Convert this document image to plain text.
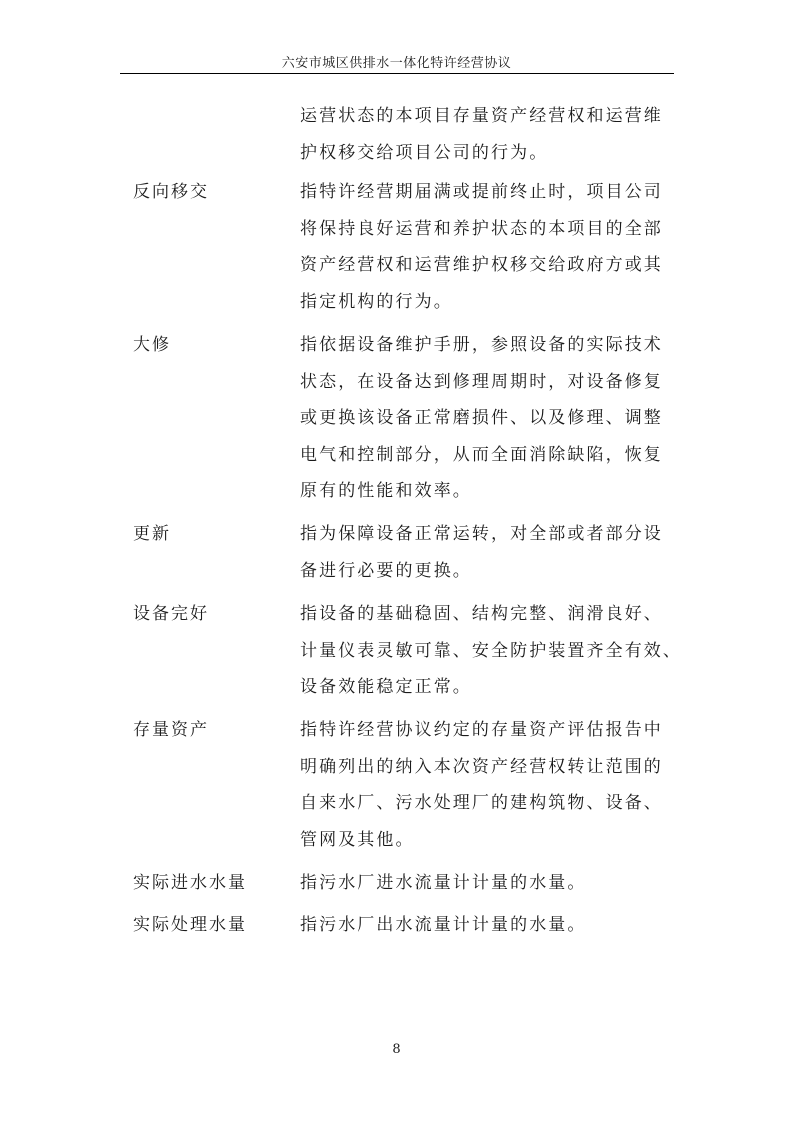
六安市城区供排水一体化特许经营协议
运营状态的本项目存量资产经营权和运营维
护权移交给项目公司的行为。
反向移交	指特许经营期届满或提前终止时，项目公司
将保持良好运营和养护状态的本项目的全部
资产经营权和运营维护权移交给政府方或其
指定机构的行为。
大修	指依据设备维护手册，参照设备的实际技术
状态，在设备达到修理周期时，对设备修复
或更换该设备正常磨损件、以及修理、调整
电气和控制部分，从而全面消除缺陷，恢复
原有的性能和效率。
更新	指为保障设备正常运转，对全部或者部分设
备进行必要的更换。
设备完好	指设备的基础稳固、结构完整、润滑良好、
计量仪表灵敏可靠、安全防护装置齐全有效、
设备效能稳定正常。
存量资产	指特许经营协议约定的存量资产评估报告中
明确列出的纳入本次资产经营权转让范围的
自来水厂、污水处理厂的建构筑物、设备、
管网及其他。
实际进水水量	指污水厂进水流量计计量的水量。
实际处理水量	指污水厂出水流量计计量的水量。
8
* * * * * * * * *
Every line above should be repeated exactly; pictures stay out of the copy.

:: Solution to this problem ::
Convert this document image to plain text.
六安市城区供排水一体化特许经营协议
运营状态的本项目存量资产经营权和运营维
护权移交给项目公司的行为。
反向移交	指特许经营期届满或提前终止时，项目公司
将保持良好运营和养护状态的本项目的全部
资产经营权和运营维护权移交给政府方或其
指定机构的行为。
大修	指依据设备维护手册，参照设备的实际技术
状态，在设备达到修理周期时，对设备修复
或更换该设备正常磨损件、以及修理、调整
电气和控制部分，从而全面消除缺陷，恢复
原有的性能和效率。
更新	指为保障设备正常运转，对全部或者部分设
备进行必要的更换。
设备完好	指设备的基础稳固、结构完整、润滑良好、
计量仪表灵敏可靠、安全防护装置齐全有效、
设备效能稳定正常。
存量资产	指特许经营协议约定的存量资产评估报告中
明确列出的纳入本次资产经营权转让范围的
自来水厂、污水处理厂的建构筑物、设备、
管网及其他。
实际进水水量	指污水厂进水流量计计量的水量。
实际处理水量	指污水厂出水流量计计量的水量。
8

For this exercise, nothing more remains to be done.